- **Exercise**:
Reproduce each of the items below word for word, omitting the pictures from your answer.

○ ○ ○

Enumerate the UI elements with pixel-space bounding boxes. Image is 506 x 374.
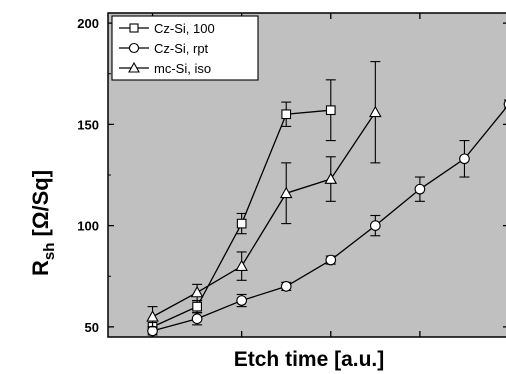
data-point [236, 295, 248, 306]
data-point [146, 310, 159, 322]
y-axis-title-sub: sh [41, 243, 58, 261]
data-point [147, 325, 158, 337]
legend-label: mc-Si, iso [154, 61, 211, 76]
y-axis-title-unit: [Ω/Sq] [28, 170, 53, 237]
data-point [325, 105, 336, 116]
data-point [369, 220, 381, 231]
legend-marker [129, 23, 139, 33]
legend-label: Cz-Si, rpt [154, 41, 209, 56]
svg-text:Rsh [Ω/Sq]: Rsh [Ω/Sq] [28, 170, 58, 276]
data-point [280, 281, 292, 292]
legend-marker [128, 61, 140, 73]
series-triangle [146, 61, 382, 328]
y-tick-label: 200 [77, 16, 99, 31]
series-line [152, 111, 376, 318]
data-point [459, 153, 470, 165]
y-axis-title: Rsh [Ω/Sq] [28, 170, 58, 276]
y-tick-label: 50 [85, 320, 99, 335]
y-tick-label: 150 [77, 117, 99, 132]
data-point [281, 109, 292, 120]
data-point [190, 285, 204, 298]
data-point [279, 186, 293, 199]
y-axis-title-main: R [28, 260, 53, 276]
series-circle [147, 99, 506, 337]
data-point [325, 254, 337, 266]
data-point [191, 313, 203, 325]
data-point [414, 183, 426, 195]
legend-label: Cz-Si, 100 [154, 21, 215, 36]
data-point [192, 301, 202, 312]
legend: Cz-Si, 100 Cz-Si, rpt mc-Si, iso [111, 15, 259, 81]
data-point [324, 172, 338, 184]
legend-marker [128, 42, 140, 54]
data-point [369, 105, 382, 118]
x-axis-title: Etch time [a.u.] [234, 348, 385, 371]
data-point [236, 218, 247, 229]
data-point [235, 259, 248, 271]
y-tick-label: 100 [77, 219, 99, 234]
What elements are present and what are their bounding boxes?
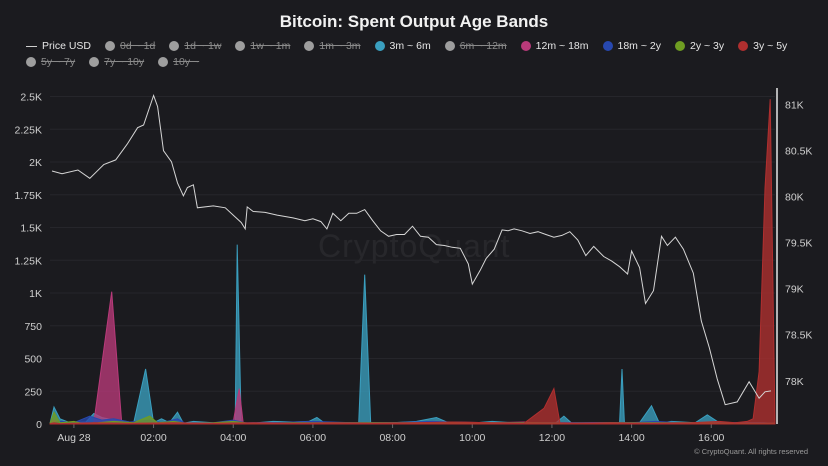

○ ○ ○

- **Reply to the task**:
Enumerate the UI elements with pixel-space bounding boxes. Image is 506 x 374.
data-point [236, 295, 248, 306]
data-point [146, 310, 159, 322]
y-axis-title-sub: sh [41, 243, 58, 261]
data-point [147, 325, 158, 337]
legend-label: mc-Si, iso [154, 61, 211, 76]
y-axis-title-unit: [Ω/Sq] [28, 170, 53, 237]
data-point [325, 105, 336, 116]
data-point [369, 220, 381, 231]
legend-marker [129, 23, 139, 33]
legend-label: Cz-Si, rpt [154, 41, 209, 56]
svg-text:Rsh [Ω/Sq]: Rsh [Ω/Sq] [28, 170, 58, 276]
data-point [280, 281, 292, 292]
legend-marker [128, 61, 140, 73]
series-triangle [146, 61, 382, 328]
y-tick-label: 200 [77, 16, 99, 31]
series-line [152, 111, 376, 318]
data-point [459, 153, 470, 165]
y-axis-title: Rsh [Ω/Sq] [28, 170, 58, 276]
y-tick-label: 50 [85, 320, 99, 335]
y-tick-label: 150 [77, 117, 99, 132]
data-point [281, 109, 292, 120]
data-point [190, 285, 204, 298]
data-point [279, 186, 293, 199]
y-axis-title-main: R [28, 260, 53, 276]
series-circle [147, 99, 506, 337]
data-point [325, 254, 337, 266]
data-point [191, 313, 203, 325]
data-point [414, 183, 426, 195]
legend-label: Cz-Si, 100 [154, 21, 215, 36]
data-point [192, 301, 202, 312]
legend: Cz-Si, 100 Cz-Si, rpt mc-Si, iso [111, 15, 259, 81]
data-point [324, 172, 338, 184]
legend-marker [128, 42, 140, 54]
data-point [369, 105, 382, 118]
x-axis-title: Etch time [a.u.] [234, 348, 385, 371]
data-point [236, 218, 247, 229]
data-point [235, 259, 248, 271]
y-tick-label: 100 [77, 219, 99, 234]
What elements are present and what are their bounding boxes?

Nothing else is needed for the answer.